- What the task asks: Print every line of the listing exactly, please.

(Part of a data file)
────

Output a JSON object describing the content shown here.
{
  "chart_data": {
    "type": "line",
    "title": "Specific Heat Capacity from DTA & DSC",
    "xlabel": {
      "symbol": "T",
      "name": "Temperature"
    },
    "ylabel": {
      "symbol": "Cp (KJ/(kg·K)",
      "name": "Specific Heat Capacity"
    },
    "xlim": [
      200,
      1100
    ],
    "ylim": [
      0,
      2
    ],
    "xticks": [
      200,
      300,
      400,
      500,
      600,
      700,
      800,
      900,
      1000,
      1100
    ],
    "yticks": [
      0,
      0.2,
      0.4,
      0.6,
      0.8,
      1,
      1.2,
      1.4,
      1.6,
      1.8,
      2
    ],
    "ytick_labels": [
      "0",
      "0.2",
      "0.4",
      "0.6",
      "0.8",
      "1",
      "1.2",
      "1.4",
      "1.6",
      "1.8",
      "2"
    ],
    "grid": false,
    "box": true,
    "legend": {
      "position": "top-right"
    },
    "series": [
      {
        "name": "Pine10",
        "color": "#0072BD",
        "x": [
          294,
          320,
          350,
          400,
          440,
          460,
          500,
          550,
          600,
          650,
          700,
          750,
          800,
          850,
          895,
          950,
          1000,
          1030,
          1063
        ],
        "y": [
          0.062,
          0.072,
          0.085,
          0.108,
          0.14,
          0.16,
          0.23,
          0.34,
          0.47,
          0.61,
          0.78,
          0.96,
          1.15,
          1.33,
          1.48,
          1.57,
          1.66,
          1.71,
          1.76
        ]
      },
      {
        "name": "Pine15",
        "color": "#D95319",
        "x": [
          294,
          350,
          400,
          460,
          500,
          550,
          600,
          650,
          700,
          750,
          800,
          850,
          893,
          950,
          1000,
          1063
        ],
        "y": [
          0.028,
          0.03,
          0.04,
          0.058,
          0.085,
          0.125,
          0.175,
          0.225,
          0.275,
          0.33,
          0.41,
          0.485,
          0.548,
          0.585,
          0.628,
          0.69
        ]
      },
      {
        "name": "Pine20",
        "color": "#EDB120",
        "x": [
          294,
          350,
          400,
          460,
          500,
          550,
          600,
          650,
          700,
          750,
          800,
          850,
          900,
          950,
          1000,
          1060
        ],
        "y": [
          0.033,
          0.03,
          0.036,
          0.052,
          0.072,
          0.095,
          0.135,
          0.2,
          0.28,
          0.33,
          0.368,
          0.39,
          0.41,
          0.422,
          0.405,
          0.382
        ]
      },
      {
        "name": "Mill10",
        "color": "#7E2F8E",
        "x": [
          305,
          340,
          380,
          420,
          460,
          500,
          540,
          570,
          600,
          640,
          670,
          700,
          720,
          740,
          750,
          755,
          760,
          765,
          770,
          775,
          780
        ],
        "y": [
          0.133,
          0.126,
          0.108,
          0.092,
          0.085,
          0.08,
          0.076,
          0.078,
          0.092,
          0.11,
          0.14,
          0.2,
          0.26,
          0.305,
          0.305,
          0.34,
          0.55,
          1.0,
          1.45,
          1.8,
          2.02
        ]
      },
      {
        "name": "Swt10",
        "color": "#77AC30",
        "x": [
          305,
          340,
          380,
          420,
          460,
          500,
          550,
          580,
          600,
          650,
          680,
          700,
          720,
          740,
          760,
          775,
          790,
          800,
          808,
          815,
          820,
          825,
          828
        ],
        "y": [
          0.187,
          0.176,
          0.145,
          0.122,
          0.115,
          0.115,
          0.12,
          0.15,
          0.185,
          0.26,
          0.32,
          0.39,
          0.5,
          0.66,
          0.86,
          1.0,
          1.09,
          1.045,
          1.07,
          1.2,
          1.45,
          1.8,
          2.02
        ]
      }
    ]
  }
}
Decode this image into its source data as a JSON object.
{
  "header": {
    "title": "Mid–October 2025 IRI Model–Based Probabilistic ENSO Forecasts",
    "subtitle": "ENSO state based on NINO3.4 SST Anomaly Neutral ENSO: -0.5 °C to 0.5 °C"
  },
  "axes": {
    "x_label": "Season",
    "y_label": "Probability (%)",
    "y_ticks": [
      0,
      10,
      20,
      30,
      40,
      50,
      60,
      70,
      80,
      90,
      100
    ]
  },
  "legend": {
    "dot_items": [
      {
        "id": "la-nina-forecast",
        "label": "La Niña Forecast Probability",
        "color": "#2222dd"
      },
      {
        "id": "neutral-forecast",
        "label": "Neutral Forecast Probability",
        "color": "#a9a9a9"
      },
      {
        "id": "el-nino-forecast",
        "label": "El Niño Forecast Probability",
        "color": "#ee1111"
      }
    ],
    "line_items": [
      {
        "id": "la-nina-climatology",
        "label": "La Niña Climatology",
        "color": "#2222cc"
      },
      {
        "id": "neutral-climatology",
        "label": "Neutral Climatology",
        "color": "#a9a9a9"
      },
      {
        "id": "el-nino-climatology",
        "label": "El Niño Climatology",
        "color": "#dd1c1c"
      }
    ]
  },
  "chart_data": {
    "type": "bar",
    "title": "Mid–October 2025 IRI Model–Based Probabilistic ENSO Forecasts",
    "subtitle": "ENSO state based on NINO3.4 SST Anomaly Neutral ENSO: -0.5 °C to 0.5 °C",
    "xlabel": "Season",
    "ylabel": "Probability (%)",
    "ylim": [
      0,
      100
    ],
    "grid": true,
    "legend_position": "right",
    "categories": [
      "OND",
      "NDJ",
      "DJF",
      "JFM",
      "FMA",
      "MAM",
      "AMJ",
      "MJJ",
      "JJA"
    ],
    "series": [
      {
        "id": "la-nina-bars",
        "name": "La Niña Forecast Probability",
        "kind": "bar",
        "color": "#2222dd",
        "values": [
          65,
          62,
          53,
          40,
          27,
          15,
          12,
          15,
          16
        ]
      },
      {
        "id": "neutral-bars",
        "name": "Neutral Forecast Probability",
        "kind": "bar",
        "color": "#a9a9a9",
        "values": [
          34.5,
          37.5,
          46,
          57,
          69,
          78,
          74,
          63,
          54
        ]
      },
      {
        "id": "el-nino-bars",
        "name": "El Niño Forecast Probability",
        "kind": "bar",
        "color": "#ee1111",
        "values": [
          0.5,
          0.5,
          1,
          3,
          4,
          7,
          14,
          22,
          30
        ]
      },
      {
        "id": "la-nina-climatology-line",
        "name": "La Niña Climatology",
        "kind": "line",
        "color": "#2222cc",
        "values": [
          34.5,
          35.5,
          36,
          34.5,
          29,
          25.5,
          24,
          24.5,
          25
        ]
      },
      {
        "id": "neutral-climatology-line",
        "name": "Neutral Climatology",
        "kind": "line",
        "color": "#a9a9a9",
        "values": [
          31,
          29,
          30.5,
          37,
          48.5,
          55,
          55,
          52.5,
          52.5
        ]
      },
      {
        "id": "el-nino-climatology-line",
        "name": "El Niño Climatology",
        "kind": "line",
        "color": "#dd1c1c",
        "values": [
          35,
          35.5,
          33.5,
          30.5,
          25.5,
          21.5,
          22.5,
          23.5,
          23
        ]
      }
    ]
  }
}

────

- Answer in full:
Output a JSON object describing the content shown here.
{
  "chart_data": {
    "type": "line",
    "title": "Specific Heat Capacity from DTA & DSC",
    "xlabel": {
      "symbol": "T",
      "name": "Temperature"
    },
    "ylabel": {
      "symbol": "Cp (KJ/(kg·K)",
      "name": "Specific Heat Capacity"
    },
    "xlim": [
      200,
      1100
    ],
    "ylim": [
      0,
      2
    ],
    "xticks": [
      200,
      300,
      400,
      500,
      600,
      700,
      800,
      900,
      1000,
      1100
    ],
    "yticks": [
      0,
      0.2,
      0.4,
      0.6,
      0.8,
      1,
      1.2,
      1.4,
      1.6,
      1.8,
      2
    ],
    "ytick_labels": [
      "0",
      "0.2",
      "0.4",
      "0.6",
      "0.8",
      "1",
      "1.2",
      "1.4",
      "1.6",
      "1.8",
      "2"
    ],
    "grid": false,
    "box": true,
    "legend": {
      "position": "top-right"
    },
    "series": [
      {
        "name": "Pine10",
        "color": "#0072BD",
        "x": [
          294,
          320,
          350,
          400,
          440,
          460,
          500,
          550,
          600,
          650,
          700,
          750,
          800,
          850,
          895,
          950,
          1000,
          1030,
          1063
        ],
        "y": [
          0.062,
          0.072,
          0.085,
          0.108,
          0.14,
          0.16,
          0.23,
          0.34,
          0.47,
          0.61,
          0.78,
          0.96,
          1.15,
          1.33,
          1.48,
          1.57,
          1.66,
          1.71,
          1.76
        ]
      },
      {
        "name": "Pine15",
        "color": "#D95319",
        "x": [
          294,
          350,
          400,
          460,
          500,
          550,
          600,
          650,
          700,
          750,
          800,
          850,
          893,
          950,
          1000,
          1063
        ],
        "y": [
          0.028,
          0.03,
          0.04,
          0.058,
          0.085,
          0.125,
          0.175,
          0.225,
          0.275,
          0.33,
          0.41,
          0.485,
          0.548,
          0.585,
          0.628,
          0.69
        ]
      },
      {
        "name": "Pine20",
        "color": "#EDB120",
        "x": [
          294,
          350,
          400,
          460,
          500,
          550,
          600,
          650,
          700,
          750,
          800,
          850,
          900,
          950,
          1000,
          1060
        ],
        "y": [
          0.033,
          0.03,
          0.036,
          0.052,
          0.072,
          0.095,
          0.135,
          0.2,
          0.28,
          0.33,
          0.368,
          0.39,
          0.41,
          0.422,
          0.405,
          0.382
        ]
      },
      {
        "name": "Mill10",
        "color": "#7E2F8E",
        "x": [
          305,
          340,
          380,
          420,
          460,
          500,
          540,
          570,
          600,
          640,
          670,
          700,
          720,
          740,
          750,
          755,
          760,
          765,
          770,
          775,
          780
        ],
        "y": [
          0.133,
          0.126,
          0.108,
          0.092,
          0.085,
          0.08,
          0.076,
          0.078,
          0.092,
          0.11,
          0.14,
          0.2,
          0.26,
          0.305,
          0.305,
          0.34,
          0.55,
          1.0,
          1.45,
          1.8,
          2.02
        ]
      },
      {
        "name": "Swt10",
        "color": "#77AC30",
        "x": [
          305,
          340,
          380,
          420,
          460,
          500,
          550,
          580,
          600,
          650,
          680,
          700,
          720,
          740,
          760,
          775,
          790,
          800,
          808,
          815,
          820,
          825,
          828
        ],
        "y": [
          0.187,
          0.176,
          0.145,
          0.122,
          0.115,
          0.115,
          0.12,
          0.15,
          0.185,
          0.26,
          0.32,
          0.39,
          0.5,
          0.66,
          0.86,
          1.0,
          1.09,
          1.045,
          1.07,
          1.2,
          1.45,
          1.8,
          2.02
        ]
      }
    ]
  }
}
Decode this image into its source data as a JSON object.
{
  "header": {
    "title": "Mid–October 2025 IRI Model–Based Probabilistic ENSO Forecasts",
    "subtitle": "ENSO state based on NINO3.4 SST Anomaly Neutral ENSO: -0.5 °C to 0.5 °C"
  },
  "axes": {
    "x_label": "Season",
    "y_label": "Probability (%)",
    "y_ticks": [
      0,
      10,
      20,
      30,
      40,
      50,
      60,
      70,
      80,
      90,
      100
    ]
  },
  "legend": {
    "dot_items": [
      {
        "id": "la-nina-forecast",
        "label": "La Niña Forecast Probability",
        "color": "#2222dd"
      },
      {
        "id": "neutral-forecast",
        "label": "Neutral Forecast Probability",
        "color": "#a9a9a9"
      },
      {
        "id": "el-nino-forecast",
        "label": "El Niño Forecast Probability",
        "color": "#ee1111"
      }
    ],
    "line_items": [
      {
        "id": "la-nina-climatology",
        "label": "La Niña Climatology",
        "color": "#2222cc"
      },
      {
        "id": "neutral-climatology",
        "label": "Neutral Climatology",
        "color": "#a9a9a9"
      },
      {
        "id": "el-nino-climatology",
        "label": "El Niño Climatology",
        "color": "#dd1c1c"
      }
    ]
  },
  "chart_data": {
    "type": "bar",
    "title": "Mid–October 2025 IRI Model–Based Probabilistic ENSO Forecasts",
    "subtitle": "ENSO state based on NINO3.4 SST Anomaly Neutral ENSO: -0.5 °C to 0.5 °C",
    "xlabel": "Season",
    "ylabel": "Probability (%)",
    "ylim": [
      0,
      100
    ],
    "grid": true,
    "legend_position": "right",
    "categories": [
      "OND",
      "NDJ",
      "DJF",
      "JFM",
      "FMA",
      "MAM",
      "AMJ",
      "MJJ",
      "JJA"
    ],
    "series": [
      {
        "id": "la-nina-bars",
        "name": "La Niña Forecast Probability",
        "kind": "bar",
        "color": "#2222dd",
        "values": [
          65,
          62,
          53,
          40,
          27,
          15,
          12,
          15,
          16
        ]
      },
      {
        "id": "neutral-bars",
        "name": "Neutral Forecast Probability",
        "kind": "bar",
        "color": "#a9a9a9",
        "values": [
          34.5,
          37.5,
          46,
          57,
          69,
          78,
          74,
          63,
          54
        ]
      },
      {
        "id": "el-nino-bars",
        "name": "El Niño Forecast Probability",
        "kind": "bar",
        "color": "#ee1111",
        "values": [
          0.5,
          0.5,
          1,
          3,
          4,
          7,
          14,
          22,
          30
        ]
      },
      {
        "id": "la-nina-climatology-line",
        "name": "La Niña Climatology",
        "kind": "line",
        "color": "#2222cc",
        "values": [
          34.5,
          35.5,
          36,
          34.5,
          29,
          25.5,
          24,
          24.5,
          25
        ]
      },
      {
        "id": "neutral-climatology-line",
        "name": "Neutral Climatology",
        "kind": "line",
        "color": "#a9a9a9",
        "values": [
          31,
          29,
          30.5,
          37,
          48.5,
          55,
          55,
          52.5,
          52.5
        ]
      },
      {
        "id": "el-nino-climatology-line",
        "name": "El Niño Climatology",
        "kind": "line",
        "color": "#dd1c1c",
        "values": [
          35,
          35.5,
          33.5,
          30.5,
          25.5,
          21.5,
          22.5,
          23.5,
          23
        ]
      }
    ]
  }
}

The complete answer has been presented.